● EXERCISE DIRECTIONS: In every one of the rows below, swap "table-row" for "grid-row" and write the rows out again with nothing else changed.

---- INPUT ROWS

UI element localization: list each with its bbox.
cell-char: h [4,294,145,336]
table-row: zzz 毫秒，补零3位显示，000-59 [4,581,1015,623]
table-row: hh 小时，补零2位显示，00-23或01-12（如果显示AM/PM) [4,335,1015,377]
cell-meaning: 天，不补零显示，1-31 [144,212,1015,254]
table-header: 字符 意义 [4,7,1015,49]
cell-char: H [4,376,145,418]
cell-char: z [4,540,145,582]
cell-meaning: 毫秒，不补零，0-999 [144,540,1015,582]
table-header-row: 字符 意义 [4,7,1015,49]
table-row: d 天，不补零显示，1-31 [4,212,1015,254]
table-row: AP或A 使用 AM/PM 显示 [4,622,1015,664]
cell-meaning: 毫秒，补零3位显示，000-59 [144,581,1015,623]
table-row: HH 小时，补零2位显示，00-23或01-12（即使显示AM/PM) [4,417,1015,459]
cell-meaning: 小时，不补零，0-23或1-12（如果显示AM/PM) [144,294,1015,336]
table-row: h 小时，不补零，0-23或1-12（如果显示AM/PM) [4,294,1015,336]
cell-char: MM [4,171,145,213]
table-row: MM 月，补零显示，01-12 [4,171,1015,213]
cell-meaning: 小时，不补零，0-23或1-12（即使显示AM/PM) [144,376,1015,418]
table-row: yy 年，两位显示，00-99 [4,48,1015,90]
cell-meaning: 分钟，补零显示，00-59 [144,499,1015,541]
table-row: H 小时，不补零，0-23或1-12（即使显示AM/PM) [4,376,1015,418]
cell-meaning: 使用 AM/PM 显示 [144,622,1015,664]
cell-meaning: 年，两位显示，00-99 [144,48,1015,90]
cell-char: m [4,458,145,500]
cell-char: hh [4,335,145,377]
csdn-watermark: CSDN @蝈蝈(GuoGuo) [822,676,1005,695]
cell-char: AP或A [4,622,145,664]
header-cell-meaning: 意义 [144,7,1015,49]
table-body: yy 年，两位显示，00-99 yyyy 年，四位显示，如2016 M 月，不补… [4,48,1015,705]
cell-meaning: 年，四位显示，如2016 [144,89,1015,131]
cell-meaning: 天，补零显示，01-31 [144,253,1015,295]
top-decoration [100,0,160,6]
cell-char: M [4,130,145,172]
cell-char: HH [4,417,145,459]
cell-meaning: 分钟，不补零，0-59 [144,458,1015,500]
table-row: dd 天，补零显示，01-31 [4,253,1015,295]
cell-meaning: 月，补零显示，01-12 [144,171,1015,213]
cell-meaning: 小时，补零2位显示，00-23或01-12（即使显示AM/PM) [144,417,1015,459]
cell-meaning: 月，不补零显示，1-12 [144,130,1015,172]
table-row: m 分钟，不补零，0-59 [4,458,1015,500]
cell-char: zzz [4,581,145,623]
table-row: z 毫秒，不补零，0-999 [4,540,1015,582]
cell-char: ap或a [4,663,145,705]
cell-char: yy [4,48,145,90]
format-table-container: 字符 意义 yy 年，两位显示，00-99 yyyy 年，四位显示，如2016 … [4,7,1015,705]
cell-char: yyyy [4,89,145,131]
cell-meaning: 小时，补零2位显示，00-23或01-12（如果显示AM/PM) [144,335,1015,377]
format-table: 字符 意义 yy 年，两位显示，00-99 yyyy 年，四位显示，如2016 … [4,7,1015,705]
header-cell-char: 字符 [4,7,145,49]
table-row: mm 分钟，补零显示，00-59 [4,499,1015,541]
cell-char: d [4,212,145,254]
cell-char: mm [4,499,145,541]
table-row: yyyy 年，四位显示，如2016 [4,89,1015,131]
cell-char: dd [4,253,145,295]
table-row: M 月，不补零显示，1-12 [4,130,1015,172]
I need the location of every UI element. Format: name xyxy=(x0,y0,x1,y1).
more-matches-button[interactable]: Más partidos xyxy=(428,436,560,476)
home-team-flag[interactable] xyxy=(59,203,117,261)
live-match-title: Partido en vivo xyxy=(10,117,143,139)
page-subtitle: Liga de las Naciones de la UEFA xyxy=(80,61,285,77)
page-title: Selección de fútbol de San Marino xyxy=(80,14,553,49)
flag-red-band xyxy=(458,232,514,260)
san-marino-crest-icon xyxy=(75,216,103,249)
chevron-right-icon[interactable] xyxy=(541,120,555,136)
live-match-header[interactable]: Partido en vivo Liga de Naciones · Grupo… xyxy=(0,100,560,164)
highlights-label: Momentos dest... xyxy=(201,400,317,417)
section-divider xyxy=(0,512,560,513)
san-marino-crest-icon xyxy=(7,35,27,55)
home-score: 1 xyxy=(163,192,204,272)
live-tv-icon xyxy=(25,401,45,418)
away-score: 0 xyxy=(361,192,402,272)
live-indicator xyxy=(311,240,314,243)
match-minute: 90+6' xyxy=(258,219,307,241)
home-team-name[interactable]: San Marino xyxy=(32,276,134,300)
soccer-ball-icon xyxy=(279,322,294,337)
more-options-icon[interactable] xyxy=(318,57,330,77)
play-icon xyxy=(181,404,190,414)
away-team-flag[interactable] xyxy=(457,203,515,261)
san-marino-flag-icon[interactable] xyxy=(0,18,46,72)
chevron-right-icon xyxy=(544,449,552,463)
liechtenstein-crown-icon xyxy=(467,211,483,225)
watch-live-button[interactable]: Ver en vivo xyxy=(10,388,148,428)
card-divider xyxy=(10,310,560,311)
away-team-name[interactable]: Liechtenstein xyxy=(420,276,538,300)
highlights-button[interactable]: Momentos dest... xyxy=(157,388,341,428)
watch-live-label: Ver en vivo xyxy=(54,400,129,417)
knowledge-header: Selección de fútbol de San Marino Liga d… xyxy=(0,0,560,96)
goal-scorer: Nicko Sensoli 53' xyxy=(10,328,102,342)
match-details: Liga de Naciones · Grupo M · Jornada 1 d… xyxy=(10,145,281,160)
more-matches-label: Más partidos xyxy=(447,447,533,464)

--------

● SOLUTION TO THE PROBLEM:
UI element localization: list each with its bbox.
cell-char: h [4,294,145,336]
grid-row: zzz 毫秒，补零3位显示，000-59 [4,581,1015,623]
grid-row: hh 小时，补零2位显示，00-23或01-12（如果显示AM/PM) [4,335,1015,377]
cell-meaning: 天，不补零显示，1-31 [144,212,1015,254]
table-header: 字符 意义 [4,7,1015,49]
cell-char: H [4,376,145,418]
cell-char: z [4,540,145,582]
cell-meaning: 毫秒，不补零，0-999 [144,540,1015,582]
table-header-row: 字符 意义 [4,7,1015,49]
grid-row: d 天，不补零显示，1-31 [4,212,1015,254]
grid-row: AP或A 使用 AM/PM 显示 [4,622,1015,664]
cell-meaning: 毫秒，补零3位显示，000-59 [144,581,1015,623]
grid-row: HH 小时，补零2位显示，00-23或01-12（即使显示AM/PM) [4,417,1015,459]
cell-meaning: 小时，不补零，0-23或1-12（如果显示AM/PM) [144,294,1015,336]
grid-row: h 小时，不补零，0-23或1-12（如果显示AM/PM) [4,294,1015,336]
cell-char: MM [4,171,145,213]
grid-row: MM 月，补零显示，01-12 [4,171,1015,213]
cell-meaning: 小时，不补零，0-23或1-12（即使显示AM/PM) [144,376,1015,418]
grid-row: yy 年，两位显示，00-99 [4,48,1015,90]
cell-meaning: 分钟，补零显示，00-59 [144,499,1015,541]
grid-row: H 小时，不补零，0-23或1-12（即使显示AM/PM) [4,376,1015,418]
cell-meaning: 使用 AM/PM 显示 [144,622,1015,664]
cell-meaning: 年，两位显示，00-99 [144,48,1015,90]
cell-char: m [4,458,145,500]
cell-char: hh [4,335,145,377]
csdn-watermark: CSDN @蝈蝈(GuoGuo) [822,676,1005,695]
cell-char: AP或A [4,622,145,664]
header-cell-meaning: 意义 [144,7,1015,49]
table-body: yy 年，两位显示，00-99 yyyy 年，四位显示，如2016 M 月，不补… [4,48,1015,705]
cell-meaning: 年，四位显示，如2016 [144,89,1015,131]
cell-meaning: 天，补零显示，01-31 [144,253,1015,295]
top-decoration [100,0,160,6]
cell-char: M [4,130,145,172]
cell-char: HH [4,417,145,459]
cell-meaning: 分钟，不补零，0-59 [144,458,1015,500]
grid-row: dd 天，补零显示，01-31 [4,253,1015,295]
cell-meaning: 月，补零显示，01-12 [144,171,1015,213]
cell-meaning: 小时，补零2位显示，00-23或01-12（即使显示AM/PM) [144,417,1015,459]
cell-meaning: 月，不补零显示，1-12 [144,130,1015,172]
grid-row: m 分钟，不补零，0-59 [4,458,1015,500]
cell-char: zzz [4,581,145,623]
grid-row: z 毫秒，不补零，0-999 [4,540,1015,582]
cell-char: ap或a [4,663,145,705]
cell-char: yy [4,48,145,90]
format-table-container: 字符 意义 yy 年，两位显示，00-99 yyyy 年，四位显示，如2016 … [4,7,1015,705]
cell-char: yyyy [4,89,145,131]
cell-meaning: 小时，补零2位显示，00-23或01-12（如果显示AM/PM) [144,335,1015,377]
format-table: 字符 意义 yy 年，两位显示，00-99 yyyy 年，四位显示，如2016 … [4,7,1015,705]
header-cell-char: 字符 [4,7,145,49]
grid-row: mm 分钟，补零显示，00-59 [4,499,1015,541]
cell-char: d [4,212,145,254]
cell-char: mm [4,499,145,541]
grid-row: yyyy 年，四位显示，如2016 [4,89,1015,131]
cell-char: dd [4,253,145,295]
grid-row: M 月，不补零显示，1-12 [4,130,1015,172]
I need the location of every UI element. Format: name xyxy=(x0,y0,x1,y1).
more-matches-button[interactable]: Más partidos xyxy=(428,436,560,476)
home-team-flag[interactable] xyxy=(59,203,117,261)
live-match-title: Partido en vivo xyxy=(10,117,143,139)
page-subtitle: Liga de las Naciones de la UEFA xyxy=(80,61,285,77)
page-title: Selección de fútbol de San Marino xyxy=(80,14,553,49)
flag-red-band xyxy=(458,232,514,260)
san-marino-crest-icon xyxy=(75,216,103,249)
chevron-right-icon[interactable] xyxy=(541,120,555,136)
live-match-header[interactable]: Partido en vivo Liga de Naciones · Grupo… xyxy=(0,100,560,164)
highlights-label: Momentos dest... xyxy=(201,400,317,417)
section-divider xyxy=(0,512,560,513)
san-marino-crest-icon xyxy=(7,35,27,55)
home-score: 1 xyxy=(163,192,204,272)
live-tv-icon xyxy=(25,401,45,418)
away-score: 0 xyxy=(361,192,402,272)
live-indicator xyxy=(311,240,314,243)
match-minute: 90+6' xyxy=(258,219,307,241)
home-team-name[interactable]: San Marino xyxy=(32,276,134,300)
soccer-ball-icon xyxy=(279,322,294,337)
more-options-icon[interactable] xyxy=(318,57,330,77)
play-icon xyxy=(181,404,190,414)
away-team-flag[interactable] xyxy=(457,203,515,261)
san-marino-flag-icon[interactable] xyxy=(0,18,46,72)
chevron-right-icon xyxy=(544,449,552,463)
liechtenstein-crown-icon xyxy=(467,211,483,225)
watch-live-button[interactable]: Ver en vivo xyxy=(10,388,148,428)
card-divider xyxy=(10,310,560,311)
away-team-name[interactable]: Liechtenstein xyxy=(420,276,538,300)
highlights-button[interactable]: Momentos dest... xyxy=(157,388,341,428)
watch-live-label: Ver en vivo xyxy=(54,400,129,417)
knowledge-header: Selección de fútbol de San Marino Liga d… xyxy=(0,0,560,96)
goal-scorer: Nicko Sensoli 53' xyxy=(10,328,102,342)
match-details: Liga de Naciones · Grupo M · Jornada 1 d… xyxy=(10,145,281,160)
more-matches-label: Más partidos xyxy=(447,447,533,464)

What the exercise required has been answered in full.